▶ Records shown:
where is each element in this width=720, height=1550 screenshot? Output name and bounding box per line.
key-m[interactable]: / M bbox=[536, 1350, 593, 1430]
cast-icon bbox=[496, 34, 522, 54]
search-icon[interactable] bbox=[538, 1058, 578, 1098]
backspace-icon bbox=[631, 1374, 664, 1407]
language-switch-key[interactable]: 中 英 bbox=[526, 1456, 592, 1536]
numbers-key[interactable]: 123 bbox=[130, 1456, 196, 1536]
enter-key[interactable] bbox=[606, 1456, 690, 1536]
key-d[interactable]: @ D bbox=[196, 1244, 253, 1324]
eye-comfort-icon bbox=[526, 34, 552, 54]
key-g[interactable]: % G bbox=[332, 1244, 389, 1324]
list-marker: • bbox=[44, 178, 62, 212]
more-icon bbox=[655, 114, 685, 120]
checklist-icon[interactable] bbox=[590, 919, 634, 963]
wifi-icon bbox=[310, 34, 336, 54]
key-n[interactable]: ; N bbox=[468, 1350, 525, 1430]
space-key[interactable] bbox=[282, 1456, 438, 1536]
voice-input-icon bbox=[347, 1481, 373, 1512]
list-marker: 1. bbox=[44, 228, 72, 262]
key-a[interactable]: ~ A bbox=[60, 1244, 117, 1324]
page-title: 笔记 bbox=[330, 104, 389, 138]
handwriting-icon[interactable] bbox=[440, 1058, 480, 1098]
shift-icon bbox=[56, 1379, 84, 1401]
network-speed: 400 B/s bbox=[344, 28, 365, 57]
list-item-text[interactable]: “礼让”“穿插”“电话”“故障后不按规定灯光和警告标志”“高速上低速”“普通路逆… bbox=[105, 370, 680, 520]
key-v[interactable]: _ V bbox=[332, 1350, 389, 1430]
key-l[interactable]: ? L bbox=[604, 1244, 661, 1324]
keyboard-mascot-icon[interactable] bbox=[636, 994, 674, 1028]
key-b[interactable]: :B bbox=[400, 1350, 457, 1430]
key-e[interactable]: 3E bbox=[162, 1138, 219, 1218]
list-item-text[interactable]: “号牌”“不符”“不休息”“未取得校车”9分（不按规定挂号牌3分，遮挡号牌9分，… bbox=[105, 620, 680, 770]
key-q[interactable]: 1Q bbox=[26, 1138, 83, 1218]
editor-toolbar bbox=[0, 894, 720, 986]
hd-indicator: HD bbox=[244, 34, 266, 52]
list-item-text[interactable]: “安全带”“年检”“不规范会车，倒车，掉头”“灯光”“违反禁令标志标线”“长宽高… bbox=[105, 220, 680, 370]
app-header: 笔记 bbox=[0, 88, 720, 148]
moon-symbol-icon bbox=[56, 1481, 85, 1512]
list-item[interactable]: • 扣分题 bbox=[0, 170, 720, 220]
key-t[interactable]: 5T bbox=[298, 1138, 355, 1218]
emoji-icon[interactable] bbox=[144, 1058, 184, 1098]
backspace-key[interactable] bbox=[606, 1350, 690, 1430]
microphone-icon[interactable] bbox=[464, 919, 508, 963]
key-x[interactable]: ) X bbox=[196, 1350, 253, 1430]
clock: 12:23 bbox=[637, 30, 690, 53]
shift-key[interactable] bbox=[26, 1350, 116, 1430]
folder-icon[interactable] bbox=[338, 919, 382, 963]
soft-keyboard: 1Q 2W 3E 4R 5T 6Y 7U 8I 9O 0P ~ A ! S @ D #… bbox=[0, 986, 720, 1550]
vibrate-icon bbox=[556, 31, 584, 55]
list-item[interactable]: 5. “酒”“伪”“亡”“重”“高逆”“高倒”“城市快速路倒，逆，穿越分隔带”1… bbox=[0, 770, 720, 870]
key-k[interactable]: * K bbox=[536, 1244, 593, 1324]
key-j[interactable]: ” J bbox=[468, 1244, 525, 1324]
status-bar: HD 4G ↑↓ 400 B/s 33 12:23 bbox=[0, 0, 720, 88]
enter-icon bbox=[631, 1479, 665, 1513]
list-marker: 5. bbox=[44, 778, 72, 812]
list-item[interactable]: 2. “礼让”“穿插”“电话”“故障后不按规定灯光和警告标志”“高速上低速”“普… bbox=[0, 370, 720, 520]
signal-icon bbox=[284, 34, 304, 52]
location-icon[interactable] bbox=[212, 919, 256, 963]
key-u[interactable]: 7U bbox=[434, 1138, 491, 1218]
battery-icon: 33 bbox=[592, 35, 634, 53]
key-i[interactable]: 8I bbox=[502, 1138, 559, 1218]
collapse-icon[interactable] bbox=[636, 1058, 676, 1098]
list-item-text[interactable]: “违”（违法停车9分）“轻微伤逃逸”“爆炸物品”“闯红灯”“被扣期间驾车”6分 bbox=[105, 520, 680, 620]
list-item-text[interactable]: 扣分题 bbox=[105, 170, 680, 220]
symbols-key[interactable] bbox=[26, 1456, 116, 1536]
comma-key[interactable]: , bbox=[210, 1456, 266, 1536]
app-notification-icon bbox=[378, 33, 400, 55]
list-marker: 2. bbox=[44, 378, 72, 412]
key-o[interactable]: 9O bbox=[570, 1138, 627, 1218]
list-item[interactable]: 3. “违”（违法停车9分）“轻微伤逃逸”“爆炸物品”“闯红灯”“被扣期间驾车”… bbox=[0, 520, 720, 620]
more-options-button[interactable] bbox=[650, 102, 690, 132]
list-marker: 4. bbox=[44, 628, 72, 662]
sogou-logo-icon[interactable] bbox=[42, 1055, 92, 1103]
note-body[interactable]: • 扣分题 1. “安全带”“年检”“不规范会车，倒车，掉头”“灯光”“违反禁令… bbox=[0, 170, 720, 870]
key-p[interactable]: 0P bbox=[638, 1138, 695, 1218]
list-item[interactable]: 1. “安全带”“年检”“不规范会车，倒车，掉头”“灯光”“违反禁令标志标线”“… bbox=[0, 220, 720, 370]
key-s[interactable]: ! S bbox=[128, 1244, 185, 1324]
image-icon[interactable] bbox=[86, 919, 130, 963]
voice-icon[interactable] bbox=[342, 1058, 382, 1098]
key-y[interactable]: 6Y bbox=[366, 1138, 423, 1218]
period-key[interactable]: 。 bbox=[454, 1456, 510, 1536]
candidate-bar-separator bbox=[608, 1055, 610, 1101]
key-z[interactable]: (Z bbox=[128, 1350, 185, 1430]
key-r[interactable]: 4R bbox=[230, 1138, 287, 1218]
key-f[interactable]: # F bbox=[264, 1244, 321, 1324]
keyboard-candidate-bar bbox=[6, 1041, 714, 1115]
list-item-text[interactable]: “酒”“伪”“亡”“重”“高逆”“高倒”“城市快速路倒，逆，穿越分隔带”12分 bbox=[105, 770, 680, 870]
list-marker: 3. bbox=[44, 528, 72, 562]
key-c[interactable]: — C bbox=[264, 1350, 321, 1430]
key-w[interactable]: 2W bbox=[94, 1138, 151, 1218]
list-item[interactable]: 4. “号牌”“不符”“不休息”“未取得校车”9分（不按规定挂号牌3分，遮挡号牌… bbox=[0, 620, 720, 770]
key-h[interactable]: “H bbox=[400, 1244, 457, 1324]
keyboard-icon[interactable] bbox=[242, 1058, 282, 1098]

▶ Set exercise:
Return every one of the lines above verbatim, without changing, adding or dropping a single character.

▶ Task solution:
where is each element in this width=720, height=1550 screenshot? Output name and bounding box per line.
key-m[interactable]: / M bbox=[536, 1350, 593, 1430]
cast-icon bbox=[496, 34, 522, 54]
search-icon[interactable] bbox=[538, 1058, 578, 1098]
backspace-icon bbox=[631, 1374, 664, 1407]
language-switch-key[interactable]: 中 英 bbox=[526, 1456, 592, 1536]
numbers-key[interactable]: 123 bbox=[130, 1456, 196, 1536]
enter-key[interactable] bbox=[606, 1456, 690, 1536]
key-d[interactable]: @ D bbox=[196, 1244, 253, 1324]
eye-comfort-icon bbox=[526, 34, 552, 54]
key-g[interactable]: % G bbox=[332, 1244, 389, 1324]
list-marker: • bbox=[44, 178, 62, 212]
more-icon bbox=[655, 114, 685, 120]
checklist-icon[interactable] bbox=[590, 919, 634, 963]
wifi-icon bbox=[310, 34, 336, 54]
key-n[interactable]: ; N bbox=[468, 1350, 525, 1430]
space-key[interactable] bbox=[282, 1456, 438, 1536]
voice-input-icon bbox=[347, 1481, 373, 1512]
list-marker: 1. bbox=[44, 228, 72, 262]
key-a[interactable]: ~ A bbox=[60, 1244, 117, 1324]
page-title: 笔记 bbox=[330, 104, 389, 138]
handwriting-icon[interactable] bbox=[440, 1058, 480, 1098]
shift-icon bbox=[56, 1379, 84, 1401]
network-speed: 400 B/s bbox=[344, 28, 365, 57]
list-item-text[interactable]: “礼让”“穿插”“电话”“故障后不按规定灯光和警告标志”“高速上低速”“普通路逆… bbox=[105, 370, 680, 520]
key-v[interactable]: _ V bbox=[332, 1350, 389, 1430]
key-l[interactable]: ? L bbox=[604, 1244, 661, 1324]
keyboard-mascot-icon[interactable] bbox=[636, 994, 674, 1028]
key-b[interactable]: :B bbox=[400, 1350, 457, 1430]
key-e[interactable]: 3E bbox=[162, 1138, 219, 1218]
list-item-text[interactable]: “号牌”“不符”“不休息”“未取得校车”9分（不按规定挂号牌3分，遮挡号牌9分，… bbox=[105, 620, 680, 770]
key-q[interactable]: 1Q bbox=[26, 1138, 83, 1218]
editor-toolbar bbox=[0, 894, 720, 986]
hd-indicator: HD bbox=[244, 34, 266, 52]
list-item-text[interactable]: “安全带”“年检”“不规范会车，倒车，掉头”“灯光”“违反禁令标志标线”“长宽高… bbox=[105, 220, 680, 370]
app-header: 笔记 bbox=[0, 88, 720, 148]
moon-symbol-icon bbox=[56, 1481, 85, 1512]
list-item[interactable]: • 扣分题 bbox=[0, 170, 720, 220]
key-t[interactable]: 5T bbox=[298, 1138, 355, 1218]
emoji-icon[interactable] bbox=[144, 1058, 184, 1098]
backspace-key[interactable] bbox=[606, 1350, 690, 1430]
microphone-icon[interactable] bbox=[464, 919, 508, 963]
key-x[interactable]: ) X bbox=[196, 1350, 253, 1430]
clock: 12:23 bbox=[637, 30, 690, 53]
shift-key[interactable] bbox=[26, 1350, 116, 1430]
folder-icon[interactable] bbox=[338, 919, 382, 963]
soft-keyboard: 1Q 2W 3E 4R 5T 6Y 7U 8I 9O 0P ~ A ! S @ D #… bbox=[0, 986, 720, 1550]
vibrate-icon bbox=[556, 31, 584, 55]
list-item[interactable]: 5. “酒”“伪”“亡”“重”“高逆”“高倒”“城市快速路倒，逆，穿越分隔带”1… bbox=[0, 770, 720, 870]
key-k[interactable]: * K bbox=[536, 1244, 593, 1324]
key-j[interactable]: ” J bbox=[468, 1244, 525, 1324]
status-bar: HD 4G ↑↓ 400 B/s 33 12:23 bbox=[0, 0, 720, 88]
enter-icon bbox=[631, 1479, 665, 1513]
list-marker: 5. bbox=[44, 778, 72, 812]
list-item[interactable]: 2. “礼让”“穿插”“电话”“故障后不按规定灯光和警告标志”“高速上低速”“普… bbox=[0, 370, 720, 520]
signal-icon bbox=[284, 34, 304, 52]
location-icon[interactable] bbox=[212, 919, 256, 963]
key-u[interactable]: 7U bbox=[434, 1138, 491, 1218]
battery-icon: 33 bbox=[592, 35, 634, 53]
key-i[interactable]: 8I bbox=[502, 1138, 559, 1218]
collapse-icon[interactable] bbox=[636, 1058, 676, 1098]
list-item-text[interactable]: “违”（违法停车9分）“轻微伤逃逸”“爆炸物品”“闯红灯”“被扣期间驾车”6分 bbox=[105, 520, 680, 620]
list-item-text[interactable]: 扣分题 bbox=[105, 170, 680, 220]
symbols-key[interactable] bbox=[26, 1456, 116, 1536]
comma-key[interactable]: , bbox=[210, 1456, 266, 1536]
app-notification-icon bbox=[378, 33, 400, 55]
list-marker: 2. bbox=[44, 378, 72, 412]
key-o[interactable]: 9O bbox=[570, 1138, 627, 1218]
list-item[interactable]: 3. “违”（违法停车9分）“轻微伤逃逸”“爆炸物品”“闯红灯”“被扣期间驾车”… bbox=[0, 520, 720, 620]
more-options-button[interactable] bbox=[650, 102, 690, 132]
list-marker: 4. bbox=[44, 628, 72, 662]
sogou-logo-icon[interactable] bbox=[42, 1055, 92, 1103]
note-body[interactable]: • 扣分题 1. “安全带”“年检”“不规范会车，倒车，掉头”“灯光”“违反禁令… bbox=[0, 170, 720, 870]
key-p[interactable]: 0P bbox=[638, 1138, 695, 1218]
list-item[interactable]: 1. “安全带”“年检”“不规范会车，倒车，掉头”“灯光”“违反禁令标志标线”“… bbox=[0, 220, 720, 370]
key-s[interactable]: ! S bbox=[128, 1244, 185, 1324]
image-icon[interactable] bbox=[86, 919, 130, 963]
voice-icon[interactable] bbox=[342, 1058, 382, 1098]
key-y[interactable]: 6Y bbox=[366, 1138, 423, 1218]
period-key[interactable]: 。 bbox=[454, 1456, 510, 1536]
candidate-bar-separator bbox=[608, 1055, 610, 1101]
key-z[interactable]: (Z bbox=[128, 1350, 185, 1430]
key-r[interactable]: 4R bbox=[230, 1138, 287, 1218]
key-f[interactable]: # F bbox=[264, 1244, 321, 1324]
keyboard-candidate-bar bbox=[6, 1041, 714, 1115]
list-item-text[interactable]: “酒”“伪”“亡”“重”“高逆”“高倒”“城市快速路倒，逆，穿越分隔带”12分 bbox=[105, 770, 680, 870]
list-marker: 3. bbox=[44, 528, 72, 562]
key-c[interactable]: — C bbox=[264, 1350, 321, 1430]
key-w[interactable]: 2W bbox=[94, 1138, 151, 1218]
list-item[interactable]: 4. “号牌”“不符”“不休息”“未取得校车”9分（不按规定挂号牌3分，遮挡号牌… bbox=[0, 620, 720, 770]
key-h[interactable]: “H bbox=[400, 1244, 457, 1324]
keyboard-icon[interactable] bbox=[242, 1058, 282, 1098]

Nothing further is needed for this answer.